TEXTE EXTRAIT
+---+

Les émissions de la Colombie-Britannique sont maintenant 10 % plus élevées qu'en 1990, contrairement à l'Union européenne, qui a réduit ses émissions de 23 % pendant la même période.
    L'extrait se poursuit en indiquant que la taxe sur le carbone n'a pas atteint son objectif. Je suis sûr que le Sierra Club aurait souhaité obtenir une taxe sur le carbone encore plus élevée, mais comme vous le savez, le gouvernement de Gordon Campbell avait promis que la taxe n'aurait aucune incidence sur les revenus — il en avait fait le serment. Un nouveau gouvernement est arrivé et a fait ce que craignaient les contribuables — ou les électeurs de l'État de Washington —, c'est-à-dire qu'il a modifié cette taxe. Elle n'était plus neutre sur le plan des revenus, car le NPD avait éliminé cet aspect de la taxe. Et les émissions continuent d'augmenter.
    Vous laissez entendre que les émissions continuent d'augmenter à cause de l'activité économique. C'est peut-être le cas, mais seriez-vous d'accord avec moi pour dire que les objectifs en matière d'émissions établis dans l'Accord de Paris, que le Canada a signé, sont des objectifs absolus qui ne sont pas assujettis aux rajustements liés à l'activité économique?

  (1655)  

    Oui, les objectifs de l'Accord de Paris sont des objectifs absolus et ils visent à réduire nos émissions absolues. La tarification du carbone est une solution efficace. Ce n'est pas la seule solution dont nous avons besoin, et il s'ensuit qu'un ensemble de politiques similaire à celui adopté par le gouvernement fédéral dans le cadre pancanadien et d'autres politiques sont nécessaires pour atteindre notre objectif lié au climat tel qu'établi dans l'Accord de Paris.
    Je vous remercie de préciser qu'un ensemble de politiques est nécessaire. Je suis tout à fait d'accord avec vous.
    Notre problème avec le gouvernement actuel, c'est qu'il a dit qu'il fallait absolument adopter la politique de la tarification du carbone, que toutes les autres politiques étaient optionnelles et que chaque province pouvait élaborer ses propres politiques, tant et aussi longtemps qu'elles imposaient une taxe sur le carbone.

+---+

ENREGISTREMENTS PRÉSENTÉS
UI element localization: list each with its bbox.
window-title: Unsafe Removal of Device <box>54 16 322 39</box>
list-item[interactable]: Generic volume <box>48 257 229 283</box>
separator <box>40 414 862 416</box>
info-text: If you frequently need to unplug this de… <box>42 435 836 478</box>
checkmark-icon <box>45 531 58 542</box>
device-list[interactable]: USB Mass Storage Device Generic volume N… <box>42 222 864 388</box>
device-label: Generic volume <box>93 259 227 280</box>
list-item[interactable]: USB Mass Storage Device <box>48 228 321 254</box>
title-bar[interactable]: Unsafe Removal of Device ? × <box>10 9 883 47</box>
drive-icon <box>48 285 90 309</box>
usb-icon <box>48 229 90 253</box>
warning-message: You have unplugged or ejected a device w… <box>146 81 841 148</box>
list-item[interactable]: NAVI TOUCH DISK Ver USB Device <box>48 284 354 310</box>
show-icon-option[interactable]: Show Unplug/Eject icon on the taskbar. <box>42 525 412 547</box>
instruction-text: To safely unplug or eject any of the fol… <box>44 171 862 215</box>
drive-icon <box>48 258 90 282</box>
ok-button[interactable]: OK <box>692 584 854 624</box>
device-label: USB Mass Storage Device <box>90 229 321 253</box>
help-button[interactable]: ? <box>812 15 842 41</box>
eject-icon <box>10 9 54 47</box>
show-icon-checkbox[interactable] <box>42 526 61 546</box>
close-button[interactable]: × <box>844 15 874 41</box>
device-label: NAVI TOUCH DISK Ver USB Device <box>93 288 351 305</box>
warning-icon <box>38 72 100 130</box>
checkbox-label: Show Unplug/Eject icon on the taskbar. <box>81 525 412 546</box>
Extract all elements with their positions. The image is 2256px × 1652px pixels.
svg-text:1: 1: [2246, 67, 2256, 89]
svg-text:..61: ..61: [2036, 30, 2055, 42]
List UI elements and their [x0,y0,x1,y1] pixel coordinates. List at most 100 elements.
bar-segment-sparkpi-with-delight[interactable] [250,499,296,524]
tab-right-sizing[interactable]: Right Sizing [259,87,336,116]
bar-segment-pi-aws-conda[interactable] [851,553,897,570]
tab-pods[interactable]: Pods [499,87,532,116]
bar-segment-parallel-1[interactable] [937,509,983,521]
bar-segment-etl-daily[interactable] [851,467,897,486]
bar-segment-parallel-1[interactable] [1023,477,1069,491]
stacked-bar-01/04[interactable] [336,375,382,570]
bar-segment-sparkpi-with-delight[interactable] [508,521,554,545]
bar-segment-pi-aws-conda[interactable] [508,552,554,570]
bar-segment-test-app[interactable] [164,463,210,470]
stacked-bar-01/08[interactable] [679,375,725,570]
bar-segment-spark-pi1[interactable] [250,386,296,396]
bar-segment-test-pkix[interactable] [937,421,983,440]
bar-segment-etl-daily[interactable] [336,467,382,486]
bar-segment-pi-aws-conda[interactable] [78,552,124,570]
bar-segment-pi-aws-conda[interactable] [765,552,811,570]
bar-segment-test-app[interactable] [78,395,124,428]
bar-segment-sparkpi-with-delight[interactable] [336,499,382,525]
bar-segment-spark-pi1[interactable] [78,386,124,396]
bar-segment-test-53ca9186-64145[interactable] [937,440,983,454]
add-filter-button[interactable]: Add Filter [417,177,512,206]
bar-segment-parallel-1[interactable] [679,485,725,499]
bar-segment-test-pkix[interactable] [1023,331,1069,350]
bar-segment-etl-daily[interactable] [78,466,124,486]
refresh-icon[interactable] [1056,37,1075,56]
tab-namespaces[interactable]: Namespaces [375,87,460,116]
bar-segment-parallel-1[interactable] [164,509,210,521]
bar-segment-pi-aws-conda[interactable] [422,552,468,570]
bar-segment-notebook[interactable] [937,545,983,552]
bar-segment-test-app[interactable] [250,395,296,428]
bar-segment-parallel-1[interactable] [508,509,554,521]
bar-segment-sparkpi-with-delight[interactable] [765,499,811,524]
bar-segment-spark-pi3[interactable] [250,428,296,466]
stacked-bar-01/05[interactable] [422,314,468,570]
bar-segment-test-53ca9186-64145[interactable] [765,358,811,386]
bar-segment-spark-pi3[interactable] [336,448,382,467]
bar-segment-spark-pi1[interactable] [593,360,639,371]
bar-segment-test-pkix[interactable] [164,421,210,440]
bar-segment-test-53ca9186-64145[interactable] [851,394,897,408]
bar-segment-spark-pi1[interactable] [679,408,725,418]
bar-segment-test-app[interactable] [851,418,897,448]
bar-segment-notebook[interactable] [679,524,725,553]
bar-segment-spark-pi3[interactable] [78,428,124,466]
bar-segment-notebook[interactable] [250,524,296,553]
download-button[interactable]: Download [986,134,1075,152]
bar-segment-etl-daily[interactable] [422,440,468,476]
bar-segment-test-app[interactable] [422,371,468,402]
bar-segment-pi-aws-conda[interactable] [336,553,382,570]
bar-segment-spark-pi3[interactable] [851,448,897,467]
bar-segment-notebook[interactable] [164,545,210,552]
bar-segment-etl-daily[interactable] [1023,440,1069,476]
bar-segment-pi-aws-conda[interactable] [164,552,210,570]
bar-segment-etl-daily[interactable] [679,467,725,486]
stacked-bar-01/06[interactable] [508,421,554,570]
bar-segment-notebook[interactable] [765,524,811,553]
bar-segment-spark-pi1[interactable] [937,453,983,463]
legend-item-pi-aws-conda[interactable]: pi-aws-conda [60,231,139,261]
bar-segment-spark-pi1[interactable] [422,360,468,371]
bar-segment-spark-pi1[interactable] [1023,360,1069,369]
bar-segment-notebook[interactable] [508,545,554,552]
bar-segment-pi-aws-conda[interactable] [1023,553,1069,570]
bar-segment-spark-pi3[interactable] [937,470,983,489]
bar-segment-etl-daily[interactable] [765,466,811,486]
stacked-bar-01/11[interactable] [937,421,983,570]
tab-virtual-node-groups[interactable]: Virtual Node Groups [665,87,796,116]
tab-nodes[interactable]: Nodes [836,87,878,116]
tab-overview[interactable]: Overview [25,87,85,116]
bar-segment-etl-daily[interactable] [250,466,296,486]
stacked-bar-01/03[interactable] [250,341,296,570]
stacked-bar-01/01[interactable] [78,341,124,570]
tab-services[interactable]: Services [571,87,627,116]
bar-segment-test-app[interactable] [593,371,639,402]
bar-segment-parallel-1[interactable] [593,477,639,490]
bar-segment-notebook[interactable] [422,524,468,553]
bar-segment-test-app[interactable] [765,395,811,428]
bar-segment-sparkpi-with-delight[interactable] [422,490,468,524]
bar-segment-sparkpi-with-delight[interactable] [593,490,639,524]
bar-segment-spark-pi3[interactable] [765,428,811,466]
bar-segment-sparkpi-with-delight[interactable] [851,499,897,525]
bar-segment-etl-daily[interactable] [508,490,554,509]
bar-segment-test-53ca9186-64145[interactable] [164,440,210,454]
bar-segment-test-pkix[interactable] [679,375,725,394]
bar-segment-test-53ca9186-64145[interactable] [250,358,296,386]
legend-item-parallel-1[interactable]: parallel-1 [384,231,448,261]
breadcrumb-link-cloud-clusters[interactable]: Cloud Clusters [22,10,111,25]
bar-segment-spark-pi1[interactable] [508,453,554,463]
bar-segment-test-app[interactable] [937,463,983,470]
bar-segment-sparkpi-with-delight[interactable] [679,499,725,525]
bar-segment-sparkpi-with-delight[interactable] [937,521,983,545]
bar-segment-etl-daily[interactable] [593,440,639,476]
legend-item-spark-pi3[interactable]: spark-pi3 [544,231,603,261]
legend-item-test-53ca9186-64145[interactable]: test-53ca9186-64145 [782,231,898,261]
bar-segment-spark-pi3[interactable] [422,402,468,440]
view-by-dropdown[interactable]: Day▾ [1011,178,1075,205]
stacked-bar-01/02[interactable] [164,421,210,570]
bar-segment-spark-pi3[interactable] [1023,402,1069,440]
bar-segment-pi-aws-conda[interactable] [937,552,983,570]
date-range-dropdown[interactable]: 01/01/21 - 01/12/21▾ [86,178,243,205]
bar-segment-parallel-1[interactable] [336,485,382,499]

+---+

CONSIGNES
1. Les affirmations suivantes concordent-elles avec l'extrait sur la taxe sur le carbone ? (a) Les émissions de la Colombie-Britannique sont supérieures de 10 % à leur niveau de 1990. (b) L'Union européenne a réduit ses émissions de 30 % depuis 1990. (c) Les objectifs de l'Accord de Paris se rajustent selon l'activité économique. Répondez à chacune par oui ou non, en citant mot pour mot le passage du texte qui tranche.
2. Pouvez-vous extraire à l'identique la partie des enregistrements qui va de leur toute première ligne jusqu'à la ligne contenant « checkmark-icon <box>45 531 58 542</box> », celle-ci comprise ?

RÉSULTATS OBTENUS
1.
(a) Oui : « Les émissions de la Colombie-Britannique sont maintenant 10 % plus élevées qu'en 1990 ».
(b) Non : « qui a réduit ses émissions de 23 % pendant la même période ».
(c) Non : « Oui, les objectifs de l'Accord de Paris sont des objectifs absolus et ils visent à réduire nos émissions absolues. »

2.
UI element localization: list each with its bbox.
window-title: Unsafe Removal of Device <box>54 16 322 39</box>
list-item[interactable]: Generic volume <box>48 257 229 283</box>
separator <box>40 414 862 416</box>
info-text: If you frequently need to unplug this de… <box>42 435 836 478</box>
checkmark-icon <box>45 531 58 542</box>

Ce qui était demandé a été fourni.